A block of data
=======
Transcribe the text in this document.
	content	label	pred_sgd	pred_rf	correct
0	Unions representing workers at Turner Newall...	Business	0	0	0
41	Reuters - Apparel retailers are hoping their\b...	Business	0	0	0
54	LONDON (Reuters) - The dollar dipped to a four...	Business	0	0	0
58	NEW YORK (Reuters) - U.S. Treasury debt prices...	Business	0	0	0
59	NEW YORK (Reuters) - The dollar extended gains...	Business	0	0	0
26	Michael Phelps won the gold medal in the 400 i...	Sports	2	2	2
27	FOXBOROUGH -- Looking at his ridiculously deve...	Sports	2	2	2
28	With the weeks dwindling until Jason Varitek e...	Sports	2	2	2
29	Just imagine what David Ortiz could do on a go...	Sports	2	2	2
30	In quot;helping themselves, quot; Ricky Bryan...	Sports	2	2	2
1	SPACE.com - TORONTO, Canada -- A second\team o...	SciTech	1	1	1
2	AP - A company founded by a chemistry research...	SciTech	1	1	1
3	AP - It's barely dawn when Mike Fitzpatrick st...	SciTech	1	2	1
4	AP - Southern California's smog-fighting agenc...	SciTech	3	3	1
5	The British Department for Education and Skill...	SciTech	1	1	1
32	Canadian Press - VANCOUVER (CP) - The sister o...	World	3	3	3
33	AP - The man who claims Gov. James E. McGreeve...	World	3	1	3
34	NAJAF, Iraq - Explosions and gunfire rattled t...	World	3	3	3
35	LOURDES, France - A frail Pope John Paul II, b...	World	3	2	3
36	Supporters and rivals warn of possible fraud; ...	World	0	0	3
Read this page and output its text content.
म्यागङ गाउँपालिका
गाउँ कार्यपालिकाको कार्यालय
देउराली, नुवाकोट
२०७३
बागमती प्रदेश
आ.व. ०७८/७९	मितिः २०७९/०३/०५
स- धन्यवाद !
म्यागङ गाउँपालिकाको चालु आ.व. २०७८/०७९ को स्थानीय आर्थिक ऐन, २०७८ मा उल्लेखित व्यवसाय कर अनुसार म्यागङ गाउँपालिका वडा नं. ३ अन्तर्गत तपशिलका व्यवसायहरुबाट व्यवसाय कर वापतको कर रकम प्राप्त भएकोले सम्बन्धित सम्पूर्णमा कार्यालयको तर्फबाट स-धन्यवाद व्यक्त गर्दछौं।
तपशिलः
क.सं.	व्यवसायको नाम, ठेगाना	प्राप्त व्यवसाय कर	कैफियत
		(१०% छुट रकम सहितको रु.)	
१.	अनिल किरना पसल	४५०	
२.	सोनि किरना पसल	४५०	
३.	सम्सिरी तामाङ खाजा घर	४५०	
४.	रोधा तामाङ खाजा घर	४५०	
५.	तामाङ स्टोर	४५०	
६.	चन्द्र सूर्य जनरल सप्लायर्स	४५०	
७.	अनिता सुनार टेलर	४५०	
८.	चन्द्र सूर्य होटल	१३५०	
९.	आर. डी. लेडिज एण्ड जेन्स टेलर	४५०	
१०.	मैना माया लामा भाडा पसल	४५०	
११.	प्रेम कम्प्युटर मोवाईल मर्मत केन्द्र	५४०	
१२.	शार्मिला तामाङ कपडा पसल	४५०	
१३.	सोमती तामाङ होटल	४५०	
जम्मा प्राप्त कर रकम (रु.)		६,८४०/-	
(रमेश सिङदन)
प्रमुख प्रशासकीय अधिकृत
=======
EXERCISE TASK
Using the exact wording, write out all of the records.

REPLY TO THE TASK
Transcribe the text in this document.
	content	label	pred_sgd	pred_rf	correct
0	Unions representing workers at Turner Newall...	Business	0	0	0
41	Reuters - Apparel retailers are hoping their\b...	Business	0	0	0
54	LONDON (Reuters) - The dollar dipped to a four...	Business	0	0	0
58	NEW YORK (Reuters) - U.S. Treasury debt prices...	Business	0	0	0
59	NEW YORK (Reuters) - The dollar extended gains...	Business	0	0	0
26	Michael Phelps won the gold medal in the 400 i...	Sports	2	2	2
27	FOXBOROUGH -- Looking at his ridiculously deve...	Sports	2	2	2
28	With the weeks dwindling until Jason Varitek e...	Sports	2	2	2
29	Just imagine what David Ortiz could do on a go...	Sports	2	2	2
30	In quot;helping themselves, quot; Ricky Bryan...	Sports	2	2	2
1	SPACE.com - TORONTO, Canada -- A second\team o...	SciTech	1	1	1
2	AP - A company founded by a chemistry research...	SciTech	1	1	1
3	AP - It's barely dawn when Mike Fitzpatrick st...	SciTech	1	2	1
4	AP - Southern California's smog-fighting agenc...	SciTech	3	3	1
5	The British Department for Education and Skill...	SciTech	1	1	1
32	Canadian Press - VANCOUVER (CP) - The sister o...	World	3	3	3
33	AP - The man who claims Gov. James E. McGreeve...	World	3	1	3
34	NAJAF, Iraq - Explosions and gunfire rattled t...	World	3	3	3
35	LOURDES, France - A frail Pope John Paul II, b...	World	3	2	3
36	Supporters and rivals warn of possible fraud; ...	World	0	0	3
Read this page and output its text content.
म्यागङ गाउँपालिका
गाउँ कार्यपालिकाको कार्यालय
देउराली, नुवाकोट
२०७३
बागमती प्रदेश
आ.व. ०७८/७९	मितिः २०७९/०३/०५
स- धन्यवाद !
म्यागङ गाउँपालिकाको चालु आ.व. २०७८/०७९ को स्थानीय आर्थिक ऐन, २०७८ मा उल्लेखित व्यवसाय कर अनुसार म्यागङ गाउँपालिका वडा नं. ३ अन्तर्गत तपशिलका व्यवसायहरुबाट व्यवसाय कर वापतको कर रकम प्राप्त भएकोले सम्बन्धित सम्पूर्णमा कार्यालयको तर्फबाट स-धन्यवाद व्यक्त गर्दछौं।
तपशिलः
क.सं.	व्यवसायको नाम, ठेगाना	प्राप्त व्यवसाय कर	कैफियत
		(१०% छुट रकम सहितको रु.)	
१.	अनिल किरना पसल	४५०	
२.	सोनि किरना पसल	४५०	
३.	सम्सिरी तामाङ खाजा घर	४५०	
४.	रोधा तामाङ खाजा घर	४५०	
५.	तामाङ स्टोर	४५०	
६.	चन्द्र सूर्य जनरल सप्लायर्स	४५०	
७.	अनिता सुनार टेलर	४५०	
८.	चन्द्र सूर्य होटल	१३५०	
९.	आर. डी. लेडिज एण्ड जेन्स टेलर	४५०	
१०.	मैना माया लामा भाडा पसल	४५०	
११.	प्रेम कम्प्युटर मोवाईल मर्मत केन्द्र	५४०	
१२.	शार्मिला तामाङ कपडा पसल	४५०	
१३.	सोमती तामाङ होटल	४५०	
जम्मा प्राप्त कर रकम (रु.)		६,८४०/-	
(रमेश सिङदन)
प्रमुख प्रशासकीय अधिकृत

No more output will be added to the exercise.